• What is being asked: Review the lines that follow and copy each one that contains the word "JSON".

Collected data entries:
▬▬▬▬▬▬

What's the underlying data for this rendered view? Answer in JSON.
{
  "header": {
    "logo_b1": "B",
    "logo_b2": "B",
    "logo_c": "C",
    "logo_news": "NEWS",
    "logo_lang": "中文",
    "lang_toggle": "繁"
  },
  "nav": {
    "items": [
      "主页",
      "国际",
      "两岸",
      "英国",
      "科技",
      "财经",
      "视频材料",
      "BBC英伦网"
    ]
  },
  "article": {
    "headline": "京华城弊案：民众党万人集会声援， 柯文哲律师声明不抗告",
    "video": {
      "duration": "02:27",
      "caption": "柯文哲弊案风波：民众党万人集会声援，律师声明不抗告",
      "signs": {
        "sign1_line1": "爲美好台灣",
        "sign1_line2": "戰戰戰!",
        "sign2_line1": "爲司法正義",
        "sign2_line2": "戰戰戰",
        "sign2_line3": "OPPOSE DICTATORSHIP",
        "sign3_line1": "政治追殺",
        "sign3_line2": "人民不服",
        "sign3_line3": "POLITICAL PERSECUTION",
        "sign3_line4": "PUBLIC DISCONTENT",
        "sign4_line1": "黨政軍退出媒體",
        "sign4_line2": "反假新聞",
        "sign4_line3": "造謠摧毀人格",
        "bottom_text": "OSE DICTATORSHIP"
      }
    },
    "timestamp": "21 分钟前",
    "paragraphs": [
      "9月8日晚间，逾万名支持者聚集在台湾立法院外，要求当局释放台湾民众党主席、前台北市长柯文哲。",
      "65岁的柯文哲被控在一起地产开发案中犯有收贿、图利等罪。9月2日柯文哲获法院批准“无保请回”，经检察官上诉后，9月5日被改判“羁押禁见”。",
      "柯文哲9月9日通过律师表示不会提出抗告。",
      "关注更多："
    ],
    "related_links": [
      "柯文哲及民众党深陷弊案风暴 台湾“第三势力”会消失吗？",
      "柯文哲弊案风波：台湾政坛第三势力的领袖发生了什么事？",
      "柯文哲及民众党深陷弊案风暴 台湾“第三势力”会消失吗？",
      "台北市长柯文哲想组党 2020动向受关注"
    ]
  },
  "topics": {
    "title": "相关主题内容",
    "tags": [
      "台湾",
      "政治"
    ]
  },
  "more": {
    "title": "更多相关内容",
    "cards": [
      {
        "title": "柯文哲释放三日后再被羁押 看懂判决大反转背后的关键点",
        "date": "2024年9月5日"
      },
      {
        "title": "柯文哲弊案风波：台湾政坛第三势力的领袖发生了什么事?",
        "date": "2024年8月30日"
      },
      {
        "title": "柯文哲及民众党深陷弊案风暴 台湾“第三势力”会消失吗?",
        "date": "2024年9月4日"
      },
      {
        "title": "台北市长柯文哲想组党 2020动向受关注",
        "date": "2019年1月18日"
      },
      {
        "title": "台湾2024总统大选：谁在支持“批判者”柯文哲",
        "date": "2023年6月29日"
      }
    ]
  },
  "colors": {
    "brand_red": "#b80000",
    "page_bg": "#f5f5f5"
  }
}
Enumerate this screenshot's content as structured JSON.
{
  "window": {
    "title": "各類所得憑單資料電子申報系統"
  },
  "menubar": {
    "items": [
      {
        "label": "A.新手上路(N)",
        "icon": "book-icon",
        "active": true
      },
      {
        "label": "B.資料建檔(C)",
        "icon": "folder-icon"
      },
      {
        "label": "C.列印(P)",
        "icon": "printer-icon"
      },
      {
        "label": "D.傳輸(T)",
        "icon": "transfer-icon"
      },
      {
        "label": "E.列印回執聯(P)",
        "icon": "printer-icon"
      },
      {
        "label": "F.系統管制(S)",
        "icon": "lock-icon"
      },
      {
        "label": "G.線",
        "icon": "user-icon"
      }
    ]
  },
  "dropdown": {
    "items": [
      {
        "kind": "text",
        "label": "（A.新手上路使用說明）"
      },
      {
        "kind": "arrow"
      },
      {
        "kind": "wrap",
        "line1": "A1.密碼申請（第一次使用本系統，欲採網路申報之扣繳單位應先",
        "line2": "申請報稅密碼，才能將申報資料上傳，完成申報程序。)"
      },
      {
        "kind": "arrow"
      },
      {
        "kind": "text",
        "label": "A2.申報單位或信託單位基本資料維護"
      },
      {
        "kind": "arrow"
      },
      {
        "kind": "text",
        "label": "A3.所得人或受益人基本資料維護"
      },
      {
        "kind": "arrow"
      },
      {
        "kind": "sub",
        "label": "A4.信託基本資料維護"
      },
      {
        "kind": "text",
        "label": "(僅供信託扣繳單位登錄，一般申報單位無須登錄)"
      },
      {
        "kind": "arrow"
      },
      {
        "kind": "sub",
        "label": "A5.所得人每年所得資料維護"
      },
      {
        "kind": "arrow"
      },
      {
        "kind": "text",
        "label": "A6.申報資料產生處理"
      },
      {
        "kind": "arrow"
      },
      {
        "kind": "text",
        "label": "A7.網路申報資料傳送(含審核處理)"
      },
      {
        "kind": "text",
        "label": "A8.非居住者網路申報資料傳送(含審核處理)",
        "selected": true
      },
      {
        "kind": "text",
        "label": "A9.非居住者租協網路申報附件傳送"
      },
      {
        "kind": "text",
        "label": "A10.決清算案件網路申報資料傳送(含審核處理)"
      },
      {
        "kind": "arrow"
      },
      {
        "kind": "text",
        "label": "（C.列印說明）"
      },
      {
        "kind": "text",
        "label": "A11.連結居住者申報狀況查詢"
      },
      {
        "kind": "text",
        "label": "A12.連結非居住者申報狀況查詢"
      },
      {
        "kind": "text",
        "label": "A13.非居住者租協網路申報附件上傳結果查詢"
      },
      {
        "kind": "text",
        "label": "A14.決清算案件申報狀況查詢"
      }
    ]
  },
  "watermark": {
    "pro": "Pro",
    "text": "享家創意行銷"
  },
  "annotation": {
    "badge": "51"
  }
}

▬▬▬▬▬▬

• Solution to the problem:
What's the underlying data for this rendered view? Answer in JSON.
Enumerate this screenshot's content as structured JSON.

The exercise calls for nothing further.